Problem description: Reproduce all the material below with every occurrence of "chevron-right-icon" changed to "arrow-right-icon" and everything else left unchanged. Leave the pictures out of your answer.

Entries supplied:
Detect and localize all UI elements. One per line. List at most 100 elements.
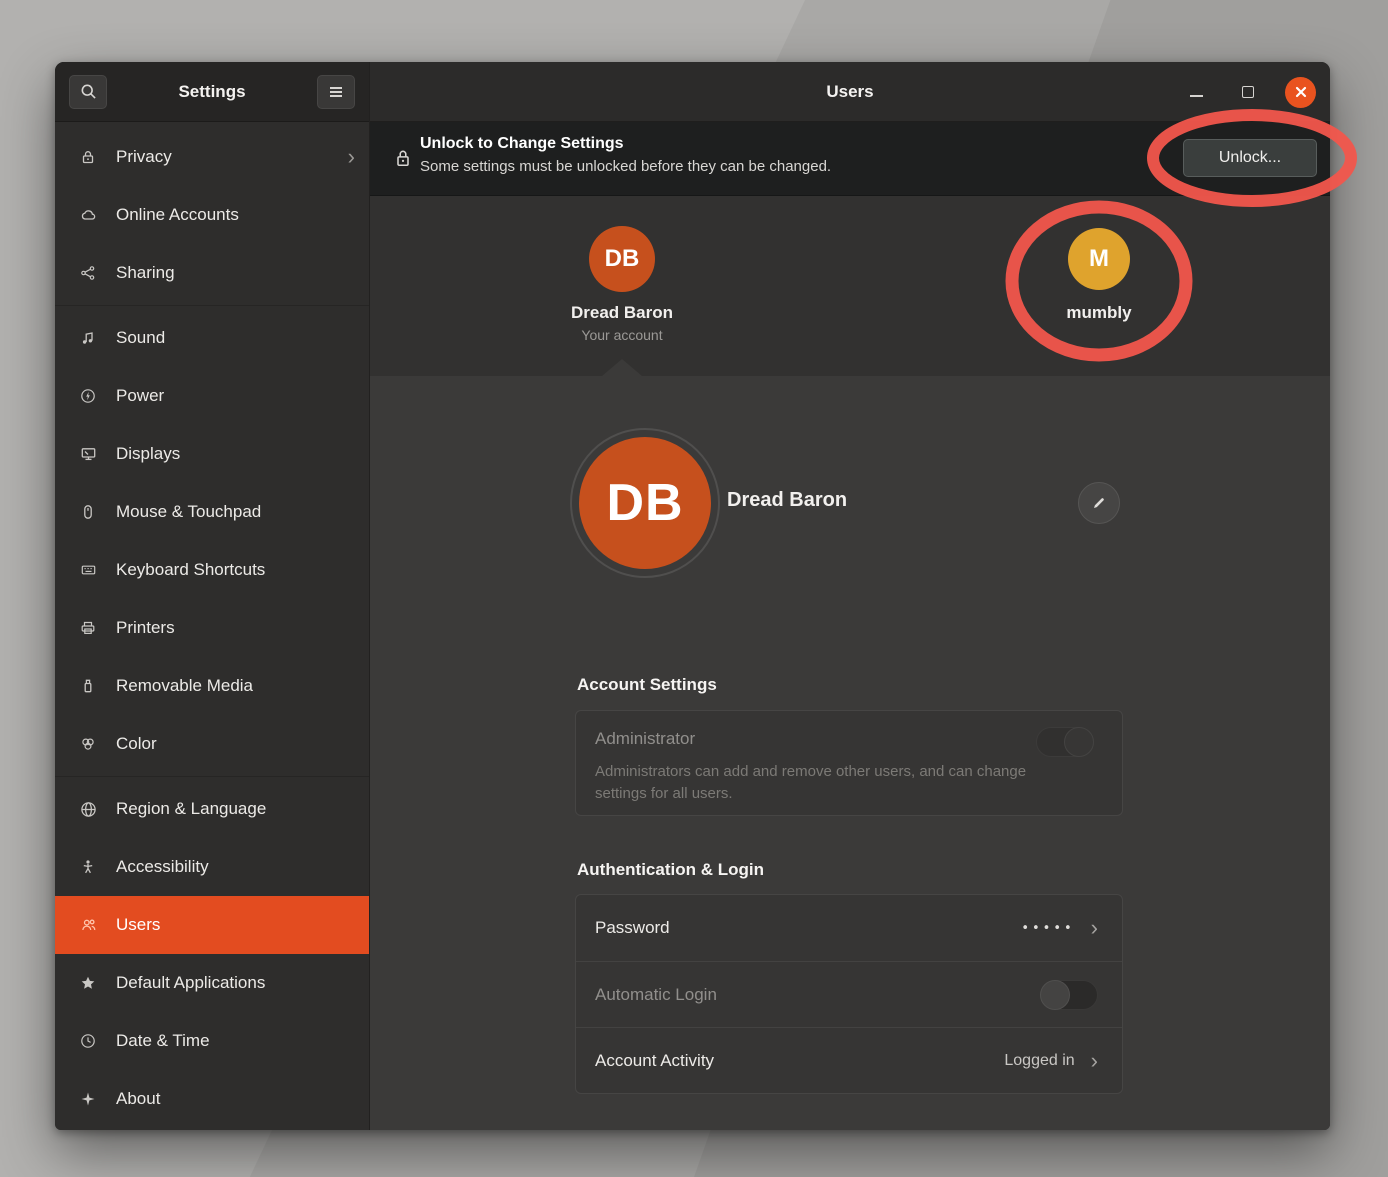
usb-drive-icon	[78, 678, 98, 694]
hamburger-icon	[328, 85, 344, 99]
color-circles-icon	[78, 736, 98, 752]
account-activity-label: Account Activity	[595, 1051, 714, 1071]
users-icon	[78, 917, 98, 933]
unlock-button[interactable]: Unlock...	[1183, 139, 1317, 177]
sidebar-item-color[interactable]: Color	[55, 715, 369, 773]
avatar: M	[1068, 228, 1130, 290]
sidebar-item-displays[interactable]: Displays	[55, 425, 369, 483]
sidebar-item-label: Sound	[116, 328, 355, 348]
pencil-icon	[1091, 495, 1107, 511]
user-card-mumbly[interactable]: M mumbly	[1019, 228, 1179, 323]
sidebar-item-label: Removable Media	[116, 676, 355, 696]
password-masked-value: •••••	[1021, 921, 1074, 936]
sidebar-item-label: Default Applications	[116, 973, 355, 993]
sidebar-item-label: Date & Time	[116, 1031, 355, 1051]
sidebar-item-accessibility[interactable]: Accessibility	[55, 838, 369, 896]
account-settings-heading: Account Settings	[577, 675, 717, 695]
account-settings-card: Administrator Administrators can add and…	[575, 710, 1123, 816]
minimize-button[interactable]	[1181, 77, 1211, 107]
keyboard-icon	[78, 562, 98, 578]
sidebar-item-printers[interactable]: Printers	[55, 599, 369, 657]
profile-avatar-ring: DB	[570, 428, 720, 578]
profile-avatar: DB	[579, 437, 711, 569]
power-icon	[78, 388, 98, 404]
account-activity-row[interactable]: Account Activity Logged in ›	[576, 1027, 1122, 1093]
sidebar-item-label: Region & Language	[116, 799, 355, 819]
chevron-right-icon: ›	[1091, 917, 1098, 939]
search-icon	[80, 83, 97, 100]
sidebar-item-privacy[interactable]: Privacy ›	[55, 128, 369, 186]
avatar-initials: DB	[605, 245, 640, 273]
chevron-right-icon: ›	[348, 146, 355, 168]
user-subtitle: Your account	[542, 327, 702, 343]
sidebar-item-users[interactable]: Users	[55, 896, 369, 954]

Correct output:
Detect and localize all UI elements. One per line. List at most 100 elements.
usb-drive-icon	[78, 678, 98, 694]
hamburger-icon	[328, 85, 344, 99]
color-circles-icon	[78, 736, 98, 752]
account-activity-label: Account Activity	[595, 1051, 714, 1071]
users-icon	[78, 917, 98, 933]
unlock-button[interactable]: Unlock...	[1183, 139, 1317, 177]
sidebar-item-color[interactable]: Color	[55, 715, 369, 773]
avatar: M	[1068, 228, 1130, 290]
sidebar-item-displays[interactable]: Displays	[55, 425, 369, 483]
sidebar-item-label: Sound	[116, 328, 355, 348]
pencil-icon	[1091, 495, 1107, 511]
user-card-mumbly[interactable]: M mumbly	[1019, 228, 1179, 323]
sidebar-item-label: Removable Media	[116, 676, 355, 696]
password-masked-value: •••••	[1021, 921, 1074, 936]
sidebar-item-label: Default Applications	[116, 973, 355, 993]
sidebar-item-label: Date & Time	[116, 1031, 355, 1051]
sidebar-item-accessibility[interactable]: Accessibility	[55, 838, 369, 896]
account-settings-heading: Account Settings	[577, 675, 717, 695]
account-settings-card: Administrator Administrators can add and…	[575, 710, 1123, 816]
minimize-button[interactable]	[1181, 77, 1211, 107]
keyboard-icon	[78, 562, 98, 578]
sidebar-item-printers[interactable]: Printers	[55, 599, 369, 657]
profile-avatar-ring: DB	[570, 428, 720, 578]
profile-avatar: DB	[579, 437, 711, 569]
power-icon	[78, 388, 98, 404]
account-activity-row[interactable]: Account Activity Logged in ›	[576, 1027, 1122, 1093]
sidebar-item-label: Region & Language	[116, 799, 355, 819]
arrow-right-icon: ›	[1091, 917, 1098, 939]
search-icon	[80, 83, 97, 100]
sidebar-item-privacy[interactable]: Privacy ›	[55, 128, 369, 186]
avatar-initials: DB	[605, 245, 640, 273]
arrow-right-icon: ›	[348, 146, 355, 168]
user-subtitle: Your account	[542, 327, 702, 343]
sidebar-item-users[interactable]: Users	[55, 896, 369, 954]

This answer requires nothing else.